──────── Dataset records ────────

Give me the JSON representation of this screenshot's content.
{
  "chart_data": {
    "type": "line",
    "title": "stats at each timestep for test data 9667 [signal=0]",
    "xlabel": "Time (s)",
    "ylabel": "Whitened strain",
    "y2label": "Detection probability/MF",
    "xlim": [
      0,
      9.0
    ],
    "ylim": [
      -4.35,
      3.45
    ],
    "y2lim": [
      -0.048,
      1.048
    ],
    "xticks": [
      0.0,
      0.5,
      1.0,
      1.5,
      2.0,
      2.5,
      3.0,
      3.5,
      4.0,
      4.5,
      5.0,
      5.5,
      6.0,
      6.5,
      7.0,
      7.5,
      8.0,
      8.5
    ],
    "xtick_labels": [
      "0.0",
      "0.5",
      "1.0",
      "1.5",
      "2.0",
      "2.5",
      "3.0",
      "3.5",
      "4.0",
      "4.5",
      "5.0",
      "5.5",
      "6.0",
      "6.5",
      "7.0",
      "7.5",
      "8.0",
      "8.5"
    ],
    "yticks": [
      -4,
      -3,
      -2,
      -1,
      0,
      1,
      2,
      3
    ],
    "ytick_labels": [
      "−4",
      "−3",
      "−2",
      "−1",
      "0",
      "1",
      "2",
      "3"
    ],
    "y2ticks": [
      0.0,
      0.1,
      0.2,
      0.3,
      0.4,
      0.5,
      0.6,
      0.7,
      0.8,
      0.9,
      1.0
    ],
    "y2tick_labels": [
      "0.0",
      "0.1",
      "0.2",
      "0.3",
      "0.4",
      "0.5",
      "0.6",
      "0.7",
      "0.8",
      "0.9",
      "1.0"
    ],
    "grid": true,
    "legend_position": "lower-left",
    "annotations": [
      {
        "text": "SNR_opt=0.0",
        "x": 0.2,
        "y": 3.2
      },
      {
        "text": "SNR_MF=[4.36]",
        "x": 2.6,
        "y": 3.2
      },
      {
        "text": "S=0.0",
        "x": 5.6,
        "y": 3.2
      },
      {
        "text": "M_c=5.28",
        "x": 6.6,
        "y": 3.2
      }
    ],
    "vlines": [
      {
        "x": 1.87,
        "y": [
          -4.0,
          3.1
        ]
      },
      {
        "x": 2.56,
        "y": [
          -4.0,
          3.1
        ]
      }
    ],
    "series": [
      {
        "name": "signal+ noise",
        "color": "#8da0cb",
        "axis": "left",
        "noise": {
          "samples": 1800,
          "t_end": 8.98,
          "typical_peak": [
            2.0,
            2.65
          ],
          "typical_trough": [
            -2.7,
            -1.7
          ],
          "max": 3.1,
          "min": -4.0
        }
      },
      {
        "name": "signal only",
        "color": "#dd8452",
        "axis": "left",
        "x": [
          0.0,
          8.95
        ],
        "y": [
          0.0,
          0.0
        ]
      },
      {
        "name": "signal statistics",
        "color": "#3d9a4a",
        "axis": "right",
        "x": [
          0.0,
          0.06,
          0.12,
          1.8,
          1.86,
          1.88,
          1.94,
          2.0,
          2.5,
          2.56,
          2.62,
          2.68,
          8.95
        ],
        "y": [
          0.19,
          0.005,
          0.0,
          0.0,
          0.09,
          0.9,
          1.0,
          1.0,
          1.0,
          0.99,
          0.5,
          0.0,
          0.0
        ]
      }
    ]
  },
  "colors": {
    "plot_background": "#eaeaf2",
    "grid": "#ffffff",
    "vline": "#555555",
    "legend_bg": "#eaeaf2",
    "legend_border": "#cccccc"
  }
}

────────

Repeat each record in full; every line must match exactly.

**Exercise response**
Give me the JSON representation of this screenshot's content.
{
  "chart_data": {
    "type": "line",
    "title": "stats at each timestep for test data 9667 [signal=0]",
    "xlabel": "Time (s)",
    "ylabel": "Whitened strain",
    "y2label": "Detection probability/MF",
    "xlim": [
      0,
      9.0
    ],
    "ylim": [
      -4.35,
      3.45
    ],
    "y2lim": [
      -0.048,
      1.048
    ],
    "xticks": [
      0.0,
      0.5,
      1.0,
      1.5,
      2.0,
      2.5,
      3.0,
      3.5,
      4.0,
      4.5,
      5.0,
      5.5,
      6.0,
      6.5,
      7.0,
      7.5,
      8.0,
      8.5
    ],
    "xtick_labels": [
      "0.0",
      "0.5",
      "1.0",
      "1.5",
      "2.0",
      "2.5",
      "3.0",
      "3.5",
      "4.0",
      "4.5",
      "5.0",
      "5.5",
      "6.0",
      "6.5",
      "7.0",
      "7.5",
      "8.0",
      "8.5"
    ],
    "yticks": [
      -4,
      -3,
      -2,
      -1,
      0,
      1,
      2,
      3
    ],
    "ytick_labels": [
      "−4",
      "−3",
      "−2",
      "−1",
      "0",
      "1",
      "2",
      "3"
    ],
    "y2ticks": [
      0.0,
      0.1,
      0.2,
      0.3,
      0.4,
      0.5,
      0.6,
      0.7,
      0.8,
      0.9,
      1.0
    ],
    "y2tick_labels": [
      "0.0",
      "0.1",
      "0.2",
      "0.3",
      "0.4",
      "0.5",
      "0.6",
      "0.7",
      "0.8",
      "0.9",
      "1.0"
    ],
    "grid": true,
    "legend_position": "lower-left",
    "annotations": [
      {
        "text": "SNR_opt=0.0",
        "x": 0.2,
        "y": 3.2
      },
      {
        "text": "SNR_MF=[4.36]",
        "x": 2.6,
        "y": 3.2
      },
      {
        "text": "S=0.0",
        "x": 5.6,
        "y": 3.2
      },
      {
        "text": "M_c=5.28",
        "x": 6.6,
        "y": 3.2
      }
    ],
    "vlines": [
      {
        "x": 1.87,
        "y": [
          -4.0,
          3.1
        ]
      },
      {
        "x": 2.56,
        "y": [
          -4.0,
          3.1
        ]
      }
    ],
    "series": [
      {
        "name": "signal+ noise",
        "color": "#8da0cb",
        "axis": "left",
        "noise": {
          "samples": 1800,
          "t_end": 8.98,
          "typical_peak": [
            2.0,
            2.65
          ],
          "typical_trough": [
            -2.7,
            -1.7
          ],
          "max": 3.1,
          "min": -4.0
        }
      },
      {
        "name": "signal only",
        "color": "#dd8452",
        "axis": "left",
        "x": [
          0.0,
          8.95
        ],
        "y": [
          0.0,
          0.0
        ]
      },
      {
        "name": "signal statistics",
        "color": "#3d9a4a",
        "axis": "right",
        "x": [
          0.0,
          0.06,
          0.12,
          1.8,
          1.86,
          1.88,
          1.94,
          2.0,
          2.5,
          2.56,
          2.62,
          2.68,
          8.95
        ],
        "y": [
          0.19,
          0.005,
          0.0,
          0.0,
          0.09,
          0.9,
          1.0,
          1.0,
          1.0,
          0.99,
          0.5,
          0.0,
          0.0
        ]
      }
    ]
  },
  "colors": {
    "plot_background": "#eaeaf2",
    "grid": "#ffffff",
    "vline": "#555555",
    "legend_bg": "#eaeaf2",
    "legend_border": "#cccccc"
  }
}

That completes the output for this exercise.